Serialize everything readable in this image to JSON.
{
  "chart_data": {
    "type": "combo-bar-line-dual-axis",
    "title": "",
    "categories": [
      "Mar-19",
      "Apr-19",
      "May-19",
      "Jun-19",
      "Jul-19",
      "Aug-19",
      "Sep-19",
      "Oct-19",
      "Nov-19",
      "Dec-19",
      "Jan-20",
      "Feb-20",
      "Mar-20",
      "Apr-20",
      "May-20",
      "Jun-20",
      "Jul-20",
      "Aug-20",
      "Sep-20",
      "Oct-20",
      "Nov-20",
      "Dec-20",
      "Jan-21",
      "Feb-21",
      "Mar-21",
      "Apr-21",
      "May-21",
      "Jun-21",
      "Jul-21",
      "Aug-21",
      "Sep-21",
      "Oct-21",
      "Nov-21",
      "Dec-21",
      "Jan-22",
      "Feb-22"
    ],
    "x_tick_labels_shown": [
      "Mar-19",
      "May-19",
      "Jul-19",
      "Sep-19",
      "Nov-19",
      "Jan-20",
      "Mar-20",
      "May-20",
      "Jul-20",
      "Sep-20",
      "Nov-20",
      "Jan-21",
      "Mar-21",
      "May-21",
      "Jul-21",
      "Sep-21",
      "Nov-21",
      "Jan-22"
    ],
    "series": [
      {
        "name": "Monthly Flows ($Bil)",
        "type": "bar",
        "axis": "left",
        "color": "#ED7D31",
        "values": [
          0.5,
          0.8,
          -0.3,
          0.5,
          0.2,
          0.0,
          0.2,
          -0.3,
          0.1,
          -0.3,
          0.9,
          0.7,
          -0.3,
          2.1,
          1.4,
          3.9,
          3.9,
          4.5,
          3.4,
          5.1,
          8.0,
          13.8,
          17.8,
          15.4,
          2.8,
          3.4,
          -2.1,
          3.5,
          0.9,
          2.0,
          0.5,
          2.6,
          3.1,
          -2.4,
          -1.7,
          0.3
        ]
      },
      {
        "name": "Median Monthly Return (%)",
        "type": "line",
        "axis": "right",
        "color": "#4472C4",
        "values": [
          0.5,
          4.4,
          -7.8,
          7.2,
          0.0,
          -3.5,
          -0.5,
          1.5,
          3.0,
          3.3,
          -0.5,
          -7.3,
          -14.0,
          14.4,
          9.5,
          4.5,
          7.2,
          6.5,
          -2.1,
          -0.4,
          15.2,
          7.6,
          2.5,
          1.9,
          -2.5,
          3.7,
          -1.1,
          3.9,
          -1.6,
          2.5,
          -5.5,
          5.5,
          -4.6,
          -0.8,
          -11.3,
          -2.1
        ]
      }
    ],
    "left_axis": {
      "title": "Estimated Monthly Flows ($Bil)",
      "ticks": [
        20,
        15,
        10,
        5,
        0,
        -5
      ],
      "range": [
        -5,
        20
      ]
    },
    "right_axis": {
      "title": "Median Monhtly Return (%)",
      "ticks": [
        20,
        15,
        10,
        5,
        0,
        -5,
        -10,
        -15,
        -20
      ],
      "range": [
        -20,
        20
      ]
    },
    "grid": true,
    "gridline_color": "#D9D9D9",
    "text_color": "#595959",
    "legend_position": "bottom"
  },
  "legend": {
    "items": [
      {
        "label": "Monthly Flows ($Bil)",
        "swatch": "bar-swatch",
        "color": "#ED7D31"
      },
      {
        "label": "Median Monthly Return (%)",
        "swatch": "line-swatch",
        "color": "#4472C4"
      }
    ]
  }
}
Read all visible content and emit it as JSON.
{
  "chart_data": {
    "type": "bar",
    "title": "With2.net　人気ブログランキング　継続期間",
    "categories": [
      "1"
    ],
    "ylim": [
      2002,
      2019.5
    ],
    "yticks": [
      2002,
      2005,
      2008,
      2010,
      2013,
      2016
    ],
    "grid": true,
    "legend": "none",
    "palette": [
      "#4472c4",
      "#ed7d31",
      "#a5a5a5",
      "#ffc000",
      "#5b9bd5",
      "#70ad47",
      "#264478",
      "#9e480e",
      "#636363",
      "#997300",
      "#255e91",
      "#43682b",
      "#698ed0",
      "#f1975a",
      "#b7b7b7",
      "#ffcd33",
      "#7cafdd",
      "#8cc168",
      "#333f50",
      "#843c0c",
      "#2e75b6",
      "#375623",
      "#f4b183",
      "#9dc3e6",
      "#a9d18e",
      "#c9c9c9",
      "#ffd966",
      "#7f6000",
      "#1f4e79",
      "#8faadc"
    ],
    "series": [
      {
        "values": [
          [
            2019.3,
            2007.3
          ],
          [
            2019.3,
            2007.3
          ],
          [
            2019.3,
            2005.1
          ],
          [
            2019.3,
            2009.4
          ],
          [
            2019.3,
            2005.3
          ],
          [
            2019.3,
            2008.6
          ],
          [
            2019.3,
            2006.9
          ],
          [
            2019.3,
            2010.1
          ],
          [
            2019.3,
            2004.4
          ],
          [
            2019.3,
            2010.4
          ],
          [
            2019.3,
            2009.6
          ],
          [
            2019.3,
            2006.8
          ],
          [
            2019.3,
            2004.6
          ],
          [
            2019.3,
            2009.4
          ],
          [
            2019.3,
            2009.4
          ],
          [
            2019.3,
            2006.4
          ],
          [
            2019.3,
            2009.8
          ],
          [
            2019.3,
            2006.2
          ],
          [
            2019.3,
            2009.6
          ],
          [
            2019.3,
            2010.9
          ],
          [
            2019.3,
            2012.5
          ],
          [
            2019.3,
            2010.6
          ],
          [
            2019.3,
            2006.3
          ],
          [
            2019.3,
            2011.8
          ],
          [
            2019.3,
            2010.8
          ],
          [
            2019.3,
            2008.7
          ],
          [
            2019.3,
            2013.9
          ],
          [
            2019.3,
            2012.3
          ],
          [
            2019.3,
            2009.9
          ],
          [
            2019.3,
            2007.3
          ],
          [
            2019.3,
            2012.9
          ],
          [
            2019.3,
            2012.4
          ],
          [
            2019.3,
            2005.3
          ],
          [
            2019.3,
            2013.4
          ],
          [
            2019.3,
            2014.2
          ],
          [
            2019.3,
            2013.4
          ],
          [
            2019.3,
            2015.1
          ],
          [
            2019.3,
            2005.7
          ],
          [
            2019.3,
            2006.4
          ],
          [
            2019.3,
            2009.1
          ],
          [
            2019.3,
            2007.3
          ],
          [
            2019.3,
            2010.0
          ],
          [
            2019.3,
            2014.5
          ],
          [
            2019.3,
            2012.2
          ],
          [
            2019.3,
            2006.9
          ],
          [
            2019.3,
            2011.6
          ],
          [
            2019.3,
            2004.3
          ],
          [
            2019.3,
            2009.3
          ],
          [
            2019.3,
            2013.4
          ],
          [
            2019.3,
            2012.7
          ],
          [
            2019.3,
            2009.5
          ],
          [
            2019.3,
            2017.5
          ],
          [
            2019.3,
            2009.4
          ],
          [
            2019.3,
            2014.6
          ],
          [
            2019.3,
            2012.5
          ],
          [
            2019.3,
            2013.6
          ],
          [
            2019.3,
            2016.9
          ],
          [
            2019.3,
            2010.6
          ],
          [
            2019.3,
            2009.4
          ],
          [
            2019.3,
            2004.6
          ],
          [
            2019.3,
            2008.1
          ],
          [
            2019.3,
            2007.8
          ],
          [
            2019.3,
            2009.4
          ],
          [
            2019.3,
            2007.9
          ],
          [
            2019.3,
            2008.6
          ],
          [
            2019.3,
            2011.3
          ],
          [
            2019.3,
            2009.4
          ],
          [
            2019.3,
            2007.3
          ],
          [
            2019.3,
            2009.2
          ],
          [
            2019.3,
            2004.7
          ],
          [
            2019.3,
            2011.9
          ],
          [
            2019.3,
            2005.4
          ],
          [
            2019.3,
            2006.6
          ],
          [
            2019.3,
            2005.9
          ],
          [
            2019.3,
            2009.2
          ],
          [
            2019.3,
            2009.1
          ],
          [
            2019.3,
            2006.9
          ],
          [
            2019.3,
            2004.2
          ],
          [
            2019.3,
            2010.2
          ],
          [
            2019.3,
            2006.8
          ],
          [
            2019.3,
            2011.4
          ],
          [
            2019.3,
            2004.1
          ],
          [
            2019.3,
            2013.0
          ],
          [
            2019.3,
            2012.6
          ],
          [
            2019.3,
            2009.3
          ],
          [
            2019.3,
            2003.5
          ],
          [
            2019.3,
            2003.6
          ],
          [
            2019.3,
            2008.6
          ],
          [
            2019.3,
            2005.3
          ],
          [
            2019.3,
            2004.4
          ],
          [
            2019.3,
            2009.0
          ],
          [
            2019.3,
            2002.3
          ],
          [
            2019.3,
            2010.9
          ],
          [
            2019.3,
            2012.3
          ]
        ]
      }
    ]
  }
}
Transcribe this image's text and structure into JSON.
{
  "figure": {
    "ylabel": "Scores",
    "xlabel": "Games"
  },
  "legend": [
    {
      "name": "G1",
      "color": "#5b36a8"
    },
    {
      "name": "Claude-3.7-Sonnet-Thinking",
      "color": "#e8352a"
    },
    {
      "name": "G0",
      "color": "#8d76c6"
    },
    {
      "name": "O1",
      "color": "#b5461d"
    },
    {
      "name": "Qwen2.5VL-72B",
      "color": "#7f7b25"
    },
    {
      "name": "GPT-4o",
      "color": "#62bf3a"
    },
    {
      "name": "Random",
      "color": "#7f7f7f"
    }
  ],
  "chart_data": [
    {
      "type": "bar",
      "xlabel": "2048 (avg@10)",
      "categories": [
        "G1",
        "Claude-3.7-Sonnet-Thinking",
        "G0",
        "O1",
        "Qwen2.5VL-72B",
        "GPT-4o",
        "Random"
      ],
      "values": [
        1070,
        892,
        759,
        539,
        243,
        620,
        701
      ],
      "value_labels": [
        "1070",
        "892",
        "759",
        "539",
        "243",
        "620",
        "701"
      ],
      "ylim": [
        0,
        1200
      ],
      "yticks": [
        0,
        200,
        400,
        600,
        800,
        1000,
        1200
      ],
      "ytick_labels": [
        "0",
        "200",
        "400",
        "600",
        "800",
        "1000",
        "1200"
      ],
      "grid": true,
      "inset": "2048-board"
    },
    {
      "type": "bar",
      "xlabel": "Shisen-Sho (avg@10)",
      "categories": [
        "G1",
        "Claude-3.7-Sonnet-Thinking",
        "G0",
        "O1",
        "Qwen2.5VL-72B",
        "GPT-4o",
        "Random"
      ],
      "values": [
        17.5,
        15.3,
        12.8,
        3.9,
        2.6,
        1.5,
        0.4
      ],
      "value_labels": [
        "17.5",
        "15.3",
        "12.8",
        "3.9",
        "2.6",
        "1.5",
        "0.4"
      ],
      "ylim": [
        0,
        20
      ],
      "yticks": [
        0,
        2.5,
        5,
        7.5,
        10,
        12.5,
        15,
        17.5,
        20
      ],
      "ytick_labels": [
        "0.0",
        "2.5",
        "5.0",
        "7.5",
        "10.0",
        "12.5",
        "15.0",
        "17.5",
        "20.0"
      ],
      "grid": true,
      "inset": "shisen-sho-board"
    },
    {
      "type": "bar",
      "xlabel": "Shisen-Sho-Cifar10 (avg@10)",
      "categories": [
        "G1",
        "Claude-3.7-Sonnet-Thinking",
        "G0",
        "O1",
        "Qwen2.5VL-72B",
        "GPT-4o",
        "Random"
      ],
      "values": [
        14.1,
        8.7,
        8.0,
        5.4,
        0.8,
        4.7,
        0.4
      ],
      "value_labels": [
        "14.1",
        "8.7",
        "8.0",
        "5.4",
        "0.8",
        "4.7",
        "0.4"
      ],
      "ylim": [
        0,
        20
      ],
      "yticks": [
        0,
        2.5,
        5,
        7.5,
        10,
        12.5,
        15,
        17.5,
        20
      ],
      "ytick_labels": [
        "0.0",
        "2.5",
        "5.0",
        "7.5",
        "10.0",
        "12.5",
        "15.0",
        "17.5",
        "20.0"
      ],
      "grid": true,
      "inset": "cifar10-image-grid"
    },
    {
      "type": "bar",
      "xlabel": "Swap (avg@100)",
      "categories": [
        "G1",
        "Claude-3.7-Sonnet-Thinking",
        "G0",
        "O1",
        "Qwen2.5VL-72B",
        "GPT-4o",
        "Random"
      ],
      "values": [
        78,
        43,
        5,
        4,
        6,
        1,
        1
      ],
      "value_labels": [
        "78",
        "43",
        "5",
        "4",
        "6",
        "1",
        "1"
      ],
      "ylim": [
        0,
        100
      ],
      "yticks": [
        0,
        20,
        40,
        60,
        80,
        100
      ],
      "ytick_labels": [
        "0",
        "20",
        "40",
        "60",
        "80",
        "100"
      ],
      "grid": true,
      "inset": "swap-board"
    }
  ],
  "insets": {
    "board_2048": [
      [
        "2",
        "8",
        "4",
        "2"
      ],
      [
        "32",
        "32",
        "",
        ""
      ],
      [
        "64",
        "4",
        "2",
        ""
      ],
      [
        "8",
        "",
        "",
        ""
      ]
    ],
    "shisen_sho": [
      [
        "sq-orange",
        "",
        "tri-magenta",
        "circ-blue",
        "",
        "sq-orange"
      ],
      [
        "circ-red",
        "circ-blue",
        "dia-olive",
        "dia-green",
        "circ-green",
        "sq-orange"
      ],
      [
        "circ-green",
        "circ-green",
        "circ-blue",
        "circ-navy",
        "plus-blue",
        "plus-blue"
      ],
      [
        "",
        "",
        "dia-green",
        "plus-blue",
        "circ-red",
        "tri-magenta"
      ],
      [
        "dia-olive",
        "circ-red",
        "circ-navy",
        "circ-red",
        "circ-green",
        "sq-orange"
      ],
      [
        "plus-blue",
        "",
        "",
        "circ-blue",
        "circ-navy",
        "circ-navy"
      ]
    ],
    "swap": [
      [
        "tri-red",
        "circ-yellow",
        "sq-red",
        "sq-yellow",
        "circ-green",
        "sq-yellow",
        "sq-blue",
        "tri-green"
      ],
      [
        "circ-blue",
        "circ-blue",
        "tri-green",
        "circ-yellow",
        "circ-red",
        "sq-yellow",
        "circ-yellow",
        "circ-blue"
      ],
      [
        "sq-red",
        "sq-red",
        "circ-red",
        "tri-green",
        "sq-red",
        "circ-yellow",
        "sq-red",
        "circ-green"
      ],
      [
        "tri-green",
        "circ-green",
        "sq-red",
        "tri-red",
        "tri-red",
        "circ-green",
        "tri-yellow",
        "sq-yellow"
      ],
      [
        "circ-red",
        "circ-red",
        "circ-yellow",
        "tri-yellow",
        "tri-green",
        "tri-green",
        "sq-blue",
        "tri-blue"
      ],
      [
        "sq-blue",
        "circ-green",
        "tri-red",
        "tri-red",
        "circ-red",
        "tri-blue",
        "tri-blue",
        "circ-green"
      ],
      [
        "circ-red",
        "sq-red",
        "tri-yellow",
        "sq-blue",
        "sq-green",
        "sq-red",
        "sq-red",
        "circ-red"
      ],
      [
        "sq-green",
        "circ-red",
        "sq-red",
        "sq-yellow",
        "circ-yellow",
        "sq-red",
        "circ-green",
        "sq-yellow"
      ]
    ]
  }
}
● ● ● ● ● ● ●
_Your instructions:_ Where a line of the material above holds the string "JSON", copy that line.

_Response to this task:_
Serialize everything readable in this image to JSON.
Read all visible content and emit it as JSON.
Transcribe this image's text and structure into JSON.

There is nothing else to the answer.